If Americans’ wages and salaries begin to rise, the imported labor will rush in to end the labor shortage, the recommendations suggest. The extra imported labor would spread through the economy when rising “wage levels signal where the most pressing labor needs exist,” the recommendations say.
In sharp contrast, voters’ wages rose by three percent nationwide during 2018 because of Trump’s “Hire American” low-immigration policy. Wages rose by 4.6 percent for people who switched jobs and by 5.2 percent in Minnesota where migrants have increased the labor force by only ten percent. Wages barely climbed during 2018 in states that have a large percentage of imported labor.
The institute’s wage-cutting, open border recommendations are important because the institute has been invited by White House officials to help develop a pro-business immigration policy that would effectively end President Donald Trump’s Inauguration Day promise of “Hire American.”

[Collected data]

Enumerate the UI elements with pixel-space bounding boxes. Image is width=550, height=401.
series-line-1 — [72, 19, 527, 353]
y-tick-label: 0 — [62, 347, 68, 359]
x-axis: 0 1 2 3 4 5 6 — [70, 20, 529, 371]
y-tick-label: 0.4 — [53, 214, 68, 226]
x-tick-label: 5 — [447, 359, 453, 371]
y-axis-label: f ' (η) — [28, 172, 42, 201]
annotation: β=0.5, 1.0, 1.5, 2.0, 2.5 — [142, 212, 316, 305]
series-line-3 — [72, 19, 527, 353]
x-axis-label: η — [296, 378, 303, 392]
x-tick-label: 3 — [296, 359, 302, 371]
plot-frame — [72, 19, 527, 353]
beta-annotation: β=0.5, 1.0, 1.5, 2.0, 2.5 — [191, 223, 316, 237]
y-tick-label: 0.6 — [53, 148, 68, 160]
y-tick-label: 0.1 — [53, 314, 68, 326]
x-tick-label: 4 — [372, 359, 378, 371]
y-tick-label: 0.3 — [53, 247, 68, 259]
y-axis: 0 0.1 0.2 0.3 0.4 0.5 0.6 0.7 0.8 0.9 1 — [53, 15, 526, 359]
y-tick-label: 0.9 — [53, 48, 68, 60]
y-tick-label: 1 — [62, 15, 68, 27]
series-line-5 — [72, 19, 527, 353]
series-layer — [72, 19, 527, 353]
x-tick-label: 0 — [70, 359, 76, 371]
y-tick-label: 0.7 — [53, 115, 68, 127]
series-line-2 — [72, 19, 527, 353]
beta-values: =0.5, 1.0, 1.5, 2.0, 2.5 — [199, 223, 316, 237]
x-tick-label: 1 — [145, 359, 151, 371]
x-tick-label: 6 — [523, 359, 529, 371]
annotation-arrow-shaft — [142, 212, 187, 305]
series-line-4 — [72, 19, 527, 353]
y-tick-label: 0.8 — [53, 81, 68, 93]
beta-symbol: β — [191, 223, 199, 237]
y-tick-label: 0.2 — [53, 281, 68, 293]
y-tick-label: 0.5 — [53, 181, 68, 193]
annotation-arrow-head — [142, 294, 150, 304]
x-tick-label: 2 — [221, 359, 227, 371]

• Exercises
1/ Using the passage on wages and immigration, decide whether each statement agrees with it. Answer yes or no, and quote the words that settle each one.
(a) Wages rose by 5.2 percent for people who switched jobs.
(b) In Minnesota, migrants have increased the labor force by only ten percent.
(c) Wages climbed sharply during 2018 in states with a large percentage of imported labor.
2/ Substitute "horizontal-tick-label" for "x-tick-label" in the listing, from its first line through the line containing "y-tick-label: 0.3 — [53, 247, 68, 259]". Write out that stretch with nothing else changed.

• Solutions to the exercise
1/
(a) No: "Wages rose by 4.6 percent for people who switched jobs"
(b) Yes: "in Minnesota where migrants have increased the labor force by only ten percent"
(c) No: "Wages barely climbed during 2018 in states that have a large percentage of imported labor."

2/
Enumerate the UI elements with pixel-space bounding boxes. Image is width=550, height=401.
series-line-1 — [72, 19, 527, 353]
y-tick-label: 0 — [62, 347, 68, 359]
x-axis: 0 1 2 3 4 5 6 — [70, 20, 529, 371]
y-tick-label: 0.4 — [53, 214, 68, 226]
horizontal-tick-label: 5 — [447, 359, 453, 371]
y-axis-label: f ' (η) — [28, 172, 42, 201]
annotation: β=0.5, 1.0, 1.5, 2.0, 2.5 — [142, 212, 316, 305]
series-line-3 — [72, 19, 527, 353]
x-axis-label: η — [296, 378, 303, 392]
horizontal-tick-label: 3 — [296, 359, 302, 371]
plot-frame — [72, 19, 527, 353]
beta-annotation: β=0.5, 1.0, 1.5, 2.0, 2.5 — [191, 223, 316, 237]
y-tick-label: 0.6 — [53, 148, 68, 160]
y-tick-label: 0.1 — [53, 314, 68, 326]
horizontal-tick-label: 4 — [372, 359, 378, 371]
y-tick-label: 0.3 — [53, 247, 68, 259]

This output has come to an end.